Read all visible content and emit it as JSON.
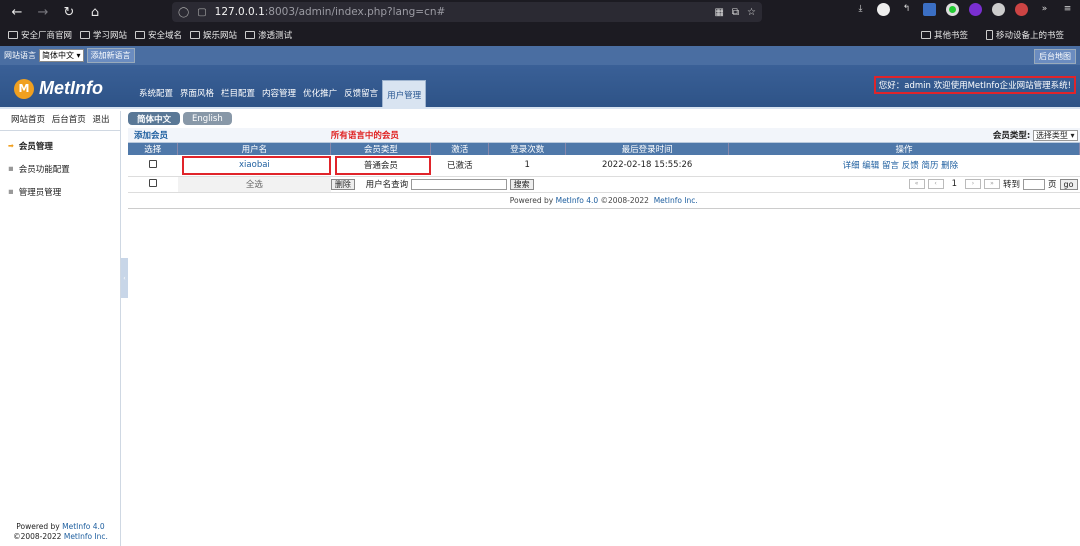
{
  "browser": {
    "url_host": "127.0.0.1",
    "url_path": ":8003/admin/index.php?lang=cn#"
  },
  "bookmarks": {
    "items": [
      "安全厂商官网",
      "学习网站",
      "安全域名",
      "娱乐网站",
      "渗透测试"
    ],
    "other": "其他书签",
    "mobile": "移动设备上的书签"
  },
  "langbar": {
    "label": "网站语言",
    "selected": "简体中文",
    "add_button": "添加新语言",
    "sitemap_button": "后台地图"
  },
  "header": {
    "logo": "MetInfo",
    "logo_mark": "M",
    "menu": [
      "系统配置",
      "界面风格",
      "栏目配置",
      "内容管理",
      "优化推广",
      "反馈留言",
      "用户管理"
    ],
    "welcome": "您好：admin   欢迎使用MetInfo企业网站管理系统!"
  },
  "sidebar": {
    "toplinks": [
      "网站首页",
      "后台首页",
      "退出"
    ],
    "items": [
      "会员管理",
      "会员功能配置",
      "管理员管理"
    ],
    "footer_line1": "Powered by",
    "footer_link1": "MetInfo 4.0",
    "footer_line2": "©2008-2022",
    "footer_link2": "MetInfo Inc."
  },
  "main": {
    "tabs": [
      "简体中文",
      "English"
    ],
    "add_member": "添加会员",
    "all_members": "所有语言中的会员",
    "member_type_label": "会员类型:",
    "member_type_selected": "选择类型",
    "columns": [
      "选择",
      "用户名",
      "会员类型",
      "激活",
      "登录次数",
      "最后登录时间",
      "操作"
    ],
    "rows": [
      {
        "username": "xiaobai",
        "type": "普通会员",
        "activated": "已激活",
        "logins": "1",
        "last_login": "2022-02-18 15:55:26",
        "ops": [
          "详细",
          "编辑",
          "留言",
          "反馈",
          "简历",
          "删除"
        ]
      }
    ],
    "select_all": "全选",
    "delete_button": "删除",
    "search_label": "用户名查询",
    "search_button": "搜索",
    "pager": {
      "first": "«",
      "prev": "‹",
      "page": "1",
      "next": "›",
      "last": "»",
      "goto": "转到",
      "page_unit": "页",
      "go": "go"
    },
    "powered": "Powered by",
    "powered_link": "MetInfo 4.0",
    "copyright": "©2008-2022",
    "copyright_link": "MetInfo Inc."
  }
}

++++++++

GIVEN REQUEST: Copy the listing word for word, excluding its pictures.

THE ANSWER:
Read all visible content and emit it as JSON.
{
  "browser": {
    "url_host": "127.0.0.1",
    "url_path": ":8003/admin/index.php?lang=cn#"
  },
  "bookmarks": {
    "items": [
      "安全厂商官网",
      "学习网站",
      "安全域名",
      "娱乐网站",
      "渗透测试"
    ],
    "other": "其他书签",
    "mobile": "移动设备上的书签"
  },
  "langbar": {
    "label": "网站语言",
    "selected": "简体中文",
    "add_button": "添加新语言",
    "sitemap_button": "后台地图"
  },
  "header": {
    "logo": "MetInfo",
    "logo_mark": "M",
    "menu": [
      "系统配置",
      "界面风格",
      "栏目配置",
      "内容管理",
      "优化推广",
      "反馈留言",
      "用户管理"
    ],
    "welcome": "您好：admin   欢迎使用MetInfo企业网站管理系统!"
  },
  "sidebar": {
    "toplinks": [
      "网站首页",
      "后台首页",
      "退出"
    ],
    "items": [
      "会员管理",
      "会员功能配置",
      "管理员管理"
    ],
    "footer_line1": "Powered by",
    "footer_link1": "MetInfo 4.0",
    "footer_line2": "©2008-2022",
    "footer_link2": "MetInfo Inc."
  },
  "main": {
    "tabs": [
      "简体中文",
      "English"
    ],
    "add_member": "添加会员",
    "all_members": "所有语言中的会员",
    "member_type_label": "会员类型:",
    "member_type_selected": "选择类型",
    "columns": [
      "选择",
      "用户名",
      "会员类型",
      "激活",
      "登录次数",
      "最后登录时间",
      "操作"
    ],
    "rows": [
      {
        "username": "xiaobai",
        "type": "普通会员",
        "activated": "已激活",
        "logins": "1",
        "last_login": "2022-02-18 15:55:26",
        "ops": [
          "详细",
          "编辑",
          "留言",
          "反馈",
          "简历",
          "删除"
        ]
      }
    ],
    "select_all": "全选",
    "delete_button": "删除",
    "search_label": "用户名查询",
    "search_button": "搜索",
    "pager": {
      "first": "«",
      "prev": "‹",
      "page": "1",
      "next": "›",
      "last": "»",
      "goto": "转到",
      "page_unit": "页",
      "go": "go"
    },
    "powered": "Powered by",
    "powered_link": "MetInfo 4.0",
    "copyright": "©2008-2022",
    "copyright_link": "MetInfo Inc."
  }
}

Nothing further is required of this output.